• **DATA FOR THE TASK**
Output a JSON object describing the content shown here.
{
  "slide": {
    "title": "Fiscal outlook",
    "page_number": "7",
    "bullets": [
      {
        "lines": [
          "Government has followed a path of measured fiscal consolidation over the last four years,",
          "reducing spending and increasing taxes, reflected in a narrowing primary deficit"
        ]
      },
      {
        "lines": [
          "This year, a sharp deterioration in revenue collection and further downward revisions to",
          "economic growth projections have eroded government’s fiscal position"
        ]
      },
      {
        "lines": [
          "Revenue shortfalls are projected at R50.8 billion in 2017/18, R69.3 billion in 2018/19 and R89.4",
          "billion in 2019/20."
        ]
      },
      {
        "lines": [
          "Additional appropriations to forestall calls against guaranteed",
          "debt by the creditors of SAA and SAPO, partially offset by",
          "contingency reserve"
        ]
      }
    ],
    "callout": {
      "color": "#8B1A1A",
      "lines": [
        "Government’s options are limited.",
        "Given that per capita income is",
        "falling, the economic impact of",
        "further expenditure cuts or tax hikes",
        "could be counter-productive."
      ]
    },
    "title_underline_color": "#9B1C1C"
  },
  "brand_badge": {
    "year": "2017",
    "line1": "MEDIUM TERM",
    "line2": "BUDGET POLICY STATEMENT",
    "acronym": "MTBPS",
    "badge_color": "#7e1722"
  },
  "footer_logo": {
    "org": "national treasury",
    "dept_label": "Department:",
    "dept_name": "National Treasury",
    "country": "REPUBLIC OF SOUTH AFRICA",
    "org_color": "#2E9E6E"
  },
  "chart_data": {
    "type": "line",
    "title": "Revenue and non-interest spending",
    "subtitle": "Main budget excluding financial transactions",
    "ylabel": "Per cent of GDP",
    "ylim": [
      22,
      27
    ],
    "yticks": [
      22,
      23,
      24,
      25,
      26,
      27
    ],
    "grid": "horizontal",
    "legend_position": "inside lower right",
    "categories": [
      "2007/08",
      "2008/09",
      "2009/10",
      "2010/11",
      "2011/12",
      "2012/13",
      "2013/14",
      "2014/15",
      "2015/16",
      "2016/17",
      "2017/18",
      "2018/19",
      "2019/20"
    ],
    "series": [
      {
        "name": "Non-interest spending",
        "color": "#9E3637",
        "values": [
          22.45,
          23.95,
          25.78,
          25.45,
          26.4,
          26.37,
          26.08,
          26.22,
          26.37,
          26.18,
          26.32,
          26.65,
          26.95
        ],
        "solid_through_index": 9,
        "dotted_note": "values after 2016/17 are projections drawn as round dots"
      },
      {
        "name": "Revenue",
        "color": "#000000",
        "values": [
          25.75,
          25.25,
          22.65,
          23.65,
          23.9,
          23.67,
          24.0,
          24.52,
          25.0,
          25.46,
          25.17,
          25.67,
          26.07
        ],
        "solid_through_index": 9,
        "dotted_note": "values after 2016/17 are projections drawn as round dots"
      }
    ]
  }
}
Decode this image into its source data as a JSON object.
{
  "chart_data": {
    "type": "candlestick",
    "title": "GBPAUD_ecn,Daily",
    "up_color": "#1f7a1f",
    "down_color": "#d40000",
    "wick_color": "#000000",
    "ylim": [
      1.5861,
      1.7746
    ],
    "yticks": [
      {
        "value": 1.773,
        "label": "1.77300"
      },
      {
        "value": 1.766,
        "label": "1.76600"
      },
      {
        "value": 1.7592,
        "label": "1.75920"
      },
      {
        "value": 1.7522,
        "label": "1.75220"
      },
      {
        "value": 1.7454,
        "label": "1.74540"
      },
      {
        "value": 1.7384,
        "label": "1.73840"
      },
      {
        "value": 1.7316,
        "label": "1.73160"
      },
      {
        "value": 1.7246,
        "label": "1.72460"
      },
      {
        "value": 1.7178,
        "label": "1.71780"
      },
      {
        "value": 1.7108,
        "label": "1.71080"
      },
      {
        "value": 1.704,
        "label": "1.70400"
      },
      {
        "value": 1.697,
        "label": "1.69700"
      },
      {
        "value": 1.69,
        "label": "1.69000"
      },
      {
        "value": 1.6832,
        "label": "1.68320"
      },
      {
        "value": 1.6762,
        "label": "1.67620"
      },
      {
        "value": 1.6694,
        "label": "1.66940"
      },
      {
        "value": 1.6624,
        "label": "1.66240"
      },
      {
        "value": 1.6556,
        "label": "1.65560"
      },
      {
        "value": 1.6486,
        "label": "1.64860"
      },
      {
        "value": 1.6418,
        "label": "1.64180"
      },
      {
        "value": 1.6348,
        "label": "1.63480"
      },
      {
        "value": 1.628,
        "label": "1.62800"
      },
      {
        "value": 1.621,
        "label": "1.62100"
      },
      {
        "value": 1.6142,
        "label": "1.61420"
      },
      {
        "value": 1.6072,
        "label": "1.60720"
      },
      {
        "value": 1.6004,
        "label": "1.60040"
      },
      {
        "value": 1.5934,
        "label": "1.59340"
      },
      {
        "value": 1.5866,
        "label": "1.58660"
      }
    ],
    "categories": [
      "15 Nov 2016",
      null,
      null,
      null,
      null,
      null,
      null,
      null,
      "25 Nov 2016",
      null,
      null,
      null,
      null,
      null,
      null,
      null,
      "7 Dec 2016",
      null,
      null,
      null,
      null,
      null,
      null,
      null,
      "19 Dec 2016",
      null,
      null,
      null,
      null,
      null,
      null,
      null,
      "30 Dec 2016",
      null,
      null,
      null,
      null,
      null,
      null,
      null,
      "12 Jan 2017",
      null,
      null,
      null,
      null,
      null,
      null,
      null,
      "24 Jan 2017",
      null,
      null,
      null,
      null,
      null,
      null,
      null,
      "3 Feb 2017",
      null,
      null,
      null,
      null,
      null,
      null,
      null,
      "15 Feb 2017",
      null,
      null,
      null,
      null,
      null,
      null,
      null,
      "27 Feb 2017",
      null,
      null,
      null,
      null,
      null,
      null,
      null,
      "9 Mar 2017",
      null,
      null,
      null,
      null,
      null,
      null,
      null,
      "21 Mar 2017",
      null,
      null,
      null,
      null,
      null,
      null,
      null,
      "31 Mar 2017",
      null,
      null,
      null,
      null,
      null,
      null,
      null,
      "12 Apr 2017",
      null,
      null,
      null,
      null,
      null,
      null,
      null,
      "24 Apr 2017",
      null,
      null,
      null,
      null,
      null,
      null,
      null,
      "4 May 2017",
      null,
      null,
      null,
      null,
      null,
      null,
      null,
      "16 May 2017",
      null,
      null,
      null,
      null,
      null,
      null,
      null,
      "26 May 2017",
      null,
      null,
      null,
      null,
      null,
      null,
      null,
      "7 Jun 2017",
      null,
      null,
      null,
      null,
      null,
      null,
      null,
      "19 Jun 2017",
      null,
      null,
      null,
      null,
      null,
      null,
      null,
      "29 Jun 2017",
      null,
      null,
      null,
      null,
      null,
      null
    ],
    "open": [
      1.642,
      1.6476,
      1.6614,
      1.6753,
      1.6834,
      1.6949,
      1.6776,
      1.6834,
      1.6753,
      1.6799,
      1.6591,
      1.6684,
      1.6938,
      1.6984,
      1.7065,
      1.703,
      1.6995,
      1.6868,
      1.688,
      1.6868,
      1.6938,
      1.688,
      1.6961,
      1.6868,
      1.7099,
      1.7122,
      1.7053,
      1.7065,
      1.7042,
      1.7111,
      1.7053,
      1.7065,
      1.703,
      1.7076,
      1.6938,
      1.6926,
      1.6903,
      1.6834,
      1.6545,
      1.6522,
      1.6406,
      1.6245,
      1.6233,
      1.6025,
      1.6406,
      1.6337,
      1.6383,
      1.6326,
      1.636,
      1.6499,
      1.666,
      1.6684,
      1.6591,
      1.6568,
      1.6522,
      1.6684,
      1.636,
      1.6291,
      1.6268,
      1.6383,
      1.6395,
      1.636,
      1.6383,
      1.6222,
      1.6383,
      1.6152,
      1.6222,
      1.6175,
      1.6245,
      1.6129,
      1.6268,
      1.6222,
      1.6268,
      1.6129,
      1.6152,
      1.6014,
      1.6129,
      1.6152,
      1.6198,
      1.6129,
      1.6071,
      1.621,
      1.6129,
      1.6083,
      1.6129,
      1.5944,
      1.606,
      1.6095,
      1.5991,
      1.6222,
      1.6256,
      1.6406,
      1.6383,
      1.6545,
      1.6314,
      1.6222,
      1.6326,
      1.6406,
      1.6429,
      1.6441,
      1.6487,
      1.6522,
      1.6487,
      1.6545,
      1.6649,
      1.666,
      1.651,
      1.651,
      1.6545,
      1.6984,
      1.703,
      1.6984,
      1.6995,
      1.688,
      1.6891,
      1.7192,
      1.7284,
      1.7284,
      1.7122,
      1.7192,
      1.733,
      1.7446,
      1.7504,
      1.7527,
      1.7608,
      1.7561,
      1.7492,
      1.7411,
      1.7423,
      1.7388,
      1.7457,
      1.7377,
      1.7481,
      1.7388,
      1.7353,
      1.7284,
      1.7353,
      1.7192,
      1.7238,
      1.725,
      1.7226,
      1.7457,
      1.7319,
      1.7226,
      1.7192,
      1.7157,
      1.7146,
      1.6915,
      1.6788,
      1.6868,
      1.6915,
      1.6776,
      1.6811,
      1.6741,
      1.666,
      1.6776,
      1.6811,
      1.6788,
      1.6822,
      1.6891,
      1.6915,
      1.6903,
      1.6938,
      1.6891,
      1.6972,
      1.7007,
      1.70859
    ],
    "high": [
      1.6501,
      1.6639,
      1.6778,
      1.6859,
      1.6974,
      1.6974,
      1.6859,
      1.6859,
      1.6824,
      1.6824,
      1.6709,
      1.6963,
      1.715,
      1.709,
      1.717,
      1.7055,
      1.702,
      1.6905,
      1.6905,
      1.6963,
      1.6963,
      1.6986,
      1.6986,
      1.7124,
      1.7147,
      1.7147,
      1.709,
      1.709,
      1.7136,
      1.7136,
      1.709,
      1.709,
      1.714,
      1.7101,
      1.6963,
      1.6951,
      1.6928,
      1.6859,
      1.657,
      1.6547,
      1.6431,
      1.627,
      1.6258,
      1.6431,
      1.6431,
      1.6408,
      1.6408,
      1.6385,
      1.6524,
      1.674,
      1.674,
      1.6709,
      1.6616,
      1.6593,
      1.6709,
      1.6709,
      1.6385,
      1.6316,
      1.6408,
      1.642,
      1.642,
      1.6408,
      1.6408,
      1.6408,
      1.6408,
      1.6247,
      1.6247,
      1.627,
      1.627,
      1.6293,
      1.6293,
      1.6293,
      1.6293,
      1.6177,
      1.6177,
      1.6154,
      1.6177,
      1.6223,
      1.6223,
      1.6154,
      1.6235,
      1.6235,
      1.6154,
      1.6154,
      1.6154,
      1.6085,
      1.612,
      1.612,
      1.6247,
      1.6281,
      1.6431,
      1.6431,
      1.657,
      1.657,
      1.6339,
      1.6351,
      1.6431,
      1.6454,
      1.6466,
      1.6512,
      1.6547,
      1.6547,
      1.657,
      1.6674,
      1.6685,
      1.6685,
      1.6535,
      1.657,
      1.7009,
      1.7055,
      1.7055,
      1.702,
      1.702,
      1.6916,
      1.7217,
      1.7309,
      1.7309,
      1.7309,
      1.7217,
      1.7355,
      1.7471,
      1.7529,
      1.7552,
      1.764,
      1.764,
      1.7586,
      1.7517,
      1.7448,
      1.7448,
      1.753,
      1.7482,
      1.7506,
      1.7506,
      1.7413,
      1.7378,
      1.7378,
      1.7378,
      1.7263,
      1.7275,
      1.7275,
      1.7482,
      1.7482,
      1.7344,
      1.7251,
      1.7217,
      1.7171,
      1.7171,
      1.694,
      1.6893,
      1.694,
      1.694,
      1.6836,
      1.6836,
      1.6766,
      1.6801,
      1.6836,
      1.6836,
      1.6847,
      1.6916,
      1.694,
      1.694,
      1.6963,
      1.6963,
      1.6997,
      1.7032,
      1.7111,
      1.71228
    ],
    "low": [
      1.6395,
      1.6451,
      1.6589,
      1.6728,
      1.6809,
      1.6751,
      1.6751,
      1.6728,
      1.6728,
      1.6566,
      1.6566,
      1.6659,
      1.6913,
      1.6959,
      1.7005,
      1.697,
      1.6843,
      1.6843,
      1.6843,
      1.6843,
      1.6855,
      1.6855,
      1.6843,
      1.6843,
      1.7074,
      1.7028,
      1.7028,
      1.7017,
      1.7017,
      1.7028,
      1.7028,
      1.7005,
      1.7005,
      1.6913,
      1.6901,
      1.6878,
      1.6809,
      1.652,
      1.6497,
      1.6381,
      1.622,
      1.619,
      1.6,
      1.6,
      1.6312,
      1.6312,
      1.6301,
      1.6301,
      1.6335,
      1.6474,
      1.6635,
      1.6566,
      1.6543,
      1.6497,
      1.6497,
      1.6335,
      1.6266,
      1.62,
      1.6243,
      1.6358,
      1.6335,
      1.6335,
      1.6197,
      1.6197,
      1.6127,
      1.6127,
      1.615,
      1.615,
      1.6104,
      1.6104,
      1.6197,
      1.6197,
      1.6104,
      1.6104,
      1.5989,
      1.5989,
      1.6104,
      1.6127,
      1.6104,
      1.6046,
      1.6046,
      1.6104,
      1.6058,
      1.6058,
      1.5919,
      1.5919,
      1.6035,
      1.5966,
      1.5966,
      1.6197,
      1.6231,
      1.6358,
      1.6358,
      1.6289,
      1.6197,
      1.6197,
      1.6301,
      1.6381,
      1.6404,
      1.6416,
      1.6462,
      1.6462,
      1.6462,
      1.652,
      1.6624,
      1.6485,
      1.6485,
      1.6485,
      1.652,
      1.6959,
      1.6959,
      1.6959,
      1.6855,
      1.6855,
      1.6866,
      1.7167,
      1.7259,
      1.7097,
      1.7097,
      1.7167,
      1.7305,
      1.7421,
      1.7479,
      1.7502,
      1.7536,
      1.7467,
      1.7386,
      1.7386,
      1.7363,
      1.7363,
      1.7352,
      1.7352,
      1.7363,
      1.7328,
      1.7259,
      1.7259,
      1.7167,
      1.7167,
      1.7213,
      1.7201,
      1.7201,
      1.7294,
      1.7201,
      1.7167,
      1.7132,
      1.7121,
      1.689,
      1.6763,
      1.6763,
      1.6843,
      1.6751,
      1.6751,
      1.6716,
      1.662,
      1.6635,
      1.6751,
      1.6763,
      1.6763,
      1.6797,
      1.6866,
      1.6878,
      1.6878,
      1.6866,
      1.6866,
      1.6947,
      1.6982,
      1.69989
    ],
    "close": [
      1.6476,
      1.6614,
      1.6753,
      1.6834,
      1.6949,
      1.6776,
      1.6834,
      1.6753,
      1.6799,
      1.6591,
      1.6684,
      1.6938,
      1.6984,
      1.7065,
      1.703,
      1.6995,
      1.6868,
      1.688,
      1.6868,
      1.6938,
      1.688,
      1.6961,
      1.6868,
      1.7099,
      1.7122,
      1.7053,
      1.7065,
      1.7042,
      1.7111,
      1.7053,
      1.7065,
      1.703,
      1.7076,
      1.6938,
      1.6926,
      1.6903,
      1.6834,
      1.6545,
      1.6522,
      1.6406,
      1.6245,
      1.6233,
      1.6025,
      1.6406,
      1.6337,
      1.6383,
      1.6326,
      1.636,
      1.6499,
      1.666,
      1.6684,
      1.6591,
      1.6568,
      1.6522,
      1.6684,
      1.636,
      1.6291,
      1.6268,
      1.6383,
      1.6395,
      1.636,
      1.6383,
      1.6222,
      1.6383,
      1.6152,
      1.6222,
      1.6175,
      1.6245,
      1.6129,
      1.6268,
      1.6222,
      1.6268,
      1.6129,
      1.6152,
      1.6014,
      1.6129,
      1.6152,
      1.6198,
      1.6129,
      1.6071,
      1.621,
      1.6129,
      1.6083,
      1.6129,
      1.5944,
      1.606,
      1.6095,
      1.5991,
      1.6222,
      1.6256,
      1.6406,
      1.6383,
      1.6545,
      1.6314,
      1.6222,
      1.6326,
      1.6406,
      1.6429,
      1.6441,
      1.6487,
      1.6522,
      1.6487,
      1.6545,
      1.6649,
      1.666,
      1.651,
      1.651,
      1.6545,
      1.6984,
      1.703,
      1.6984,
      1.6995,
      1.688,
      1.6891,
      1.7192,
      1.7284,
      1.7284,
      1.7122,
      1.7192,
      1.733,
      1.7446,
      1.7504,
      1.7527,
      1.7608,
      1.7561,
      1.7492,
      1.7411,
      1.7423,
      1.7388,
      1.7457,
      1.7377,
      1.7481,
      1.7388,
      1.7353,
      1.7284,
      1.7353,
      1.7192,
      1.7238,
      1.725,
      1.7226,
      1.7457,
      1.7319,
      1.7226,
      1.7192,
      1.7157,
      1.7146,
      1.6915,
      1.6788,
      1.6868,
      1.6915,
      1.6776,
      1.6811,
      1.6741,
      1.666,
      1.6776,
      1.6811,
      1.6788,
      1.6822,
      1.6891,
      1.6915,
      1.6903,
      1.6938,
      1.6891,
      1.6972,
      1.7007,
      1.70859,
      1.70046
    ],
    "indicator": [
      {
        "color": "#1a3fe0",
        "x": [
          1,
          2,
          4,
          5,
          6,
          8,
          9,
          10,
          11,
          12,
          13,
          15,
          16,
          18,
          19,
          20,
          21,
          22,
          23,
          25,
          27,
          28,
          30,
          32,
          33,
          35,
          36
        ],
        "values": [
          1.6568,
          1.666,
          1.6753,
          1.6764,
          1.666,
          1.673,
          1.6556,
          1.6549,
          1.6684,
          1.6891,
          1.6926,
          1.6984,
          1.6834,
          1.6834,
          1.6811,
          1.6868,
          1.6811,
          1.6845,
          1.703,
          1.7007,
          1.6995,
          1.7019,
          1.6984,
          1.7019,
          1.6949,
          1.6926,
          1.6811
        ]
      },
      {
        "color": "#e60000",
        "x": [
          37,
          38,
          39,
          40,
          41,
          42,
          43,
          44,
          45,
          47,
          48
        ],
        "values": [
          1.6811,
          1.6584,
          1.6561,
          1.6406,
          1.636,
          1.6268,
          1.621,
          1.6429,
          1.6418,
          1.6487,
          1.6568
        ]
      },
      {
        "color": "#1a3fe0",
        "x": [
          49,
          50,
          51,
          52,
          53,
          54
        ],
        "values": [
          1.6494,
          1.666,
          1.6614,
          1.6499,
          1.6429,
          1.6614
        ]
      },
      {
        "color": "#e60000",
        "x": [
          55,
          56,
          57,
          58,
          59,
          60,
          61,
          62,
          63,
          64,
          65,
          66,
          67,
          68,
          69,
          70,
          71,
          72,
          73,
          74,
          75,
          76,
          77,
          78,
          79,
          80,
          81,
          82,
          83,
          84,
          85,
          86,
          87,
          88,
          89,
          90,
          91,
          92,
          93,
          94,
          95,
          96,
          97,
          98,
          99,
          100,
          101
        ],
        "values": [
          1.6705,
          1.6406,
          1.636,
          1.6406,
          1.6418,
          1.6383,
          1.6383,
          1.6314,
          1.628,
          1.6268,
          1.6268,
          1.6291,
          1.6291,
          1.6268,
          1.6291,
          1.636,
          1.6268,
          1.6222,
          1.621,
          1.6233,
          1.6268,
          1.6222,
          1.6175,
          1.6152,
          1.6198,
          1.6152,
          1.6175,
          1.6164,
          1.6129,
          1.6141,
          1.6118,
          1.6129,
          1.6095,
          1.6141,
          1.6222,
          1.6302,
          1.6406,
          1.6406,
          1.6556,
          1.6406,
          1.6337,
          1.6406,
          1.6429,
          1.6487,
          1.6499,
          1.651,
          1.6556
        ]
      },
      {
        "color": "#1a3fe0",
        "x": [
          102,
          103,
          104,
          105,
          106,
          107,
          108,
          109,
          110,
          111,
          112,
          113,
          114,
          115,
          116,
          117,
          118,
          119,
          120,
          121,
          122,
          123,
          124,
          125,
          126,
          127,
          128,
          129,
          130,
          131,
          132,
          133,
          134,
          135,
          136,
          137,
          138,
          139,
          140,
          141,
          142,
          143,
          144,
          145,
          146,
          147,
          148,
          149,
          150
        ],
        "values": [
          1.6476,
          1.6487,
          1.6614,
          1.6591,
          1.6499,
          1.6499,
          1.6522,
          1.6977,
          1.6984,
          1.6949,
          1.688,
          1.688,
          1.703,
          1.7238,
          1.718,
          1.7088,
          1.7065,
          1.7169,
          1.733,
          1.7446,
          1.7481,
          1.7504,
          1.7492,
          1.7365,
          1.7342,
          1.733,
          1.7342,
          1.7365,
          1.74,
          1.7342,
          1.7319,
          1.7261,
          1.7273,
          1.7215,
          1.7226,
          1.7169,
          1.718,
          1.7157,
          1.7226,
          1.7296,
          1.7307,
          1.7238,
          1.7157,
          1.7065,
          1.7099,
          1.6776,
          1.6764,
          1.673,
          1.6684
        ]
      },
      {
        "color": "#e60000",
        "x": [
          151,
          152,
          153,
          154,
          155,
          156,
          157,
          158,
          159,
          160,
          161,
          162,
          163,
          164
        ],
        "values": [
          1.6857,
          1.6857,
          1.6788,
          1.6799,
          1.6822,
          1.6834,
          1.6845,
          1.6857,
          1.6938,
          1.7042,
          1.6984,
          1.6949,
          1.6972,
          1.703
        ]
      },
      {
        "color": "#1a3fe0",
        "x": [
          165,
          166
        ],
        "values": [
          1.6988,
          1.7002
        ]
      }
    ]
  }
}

• **AIM**
Filter lines by "spending" and return each hit.

• **ANSWER TO THE PROBLEM**
          "reducing spending and increasing taxes, reflected in a narrowing primary deficit"
    "title": "Revenue and non-interest spending",
        "name": "Non-interest spending",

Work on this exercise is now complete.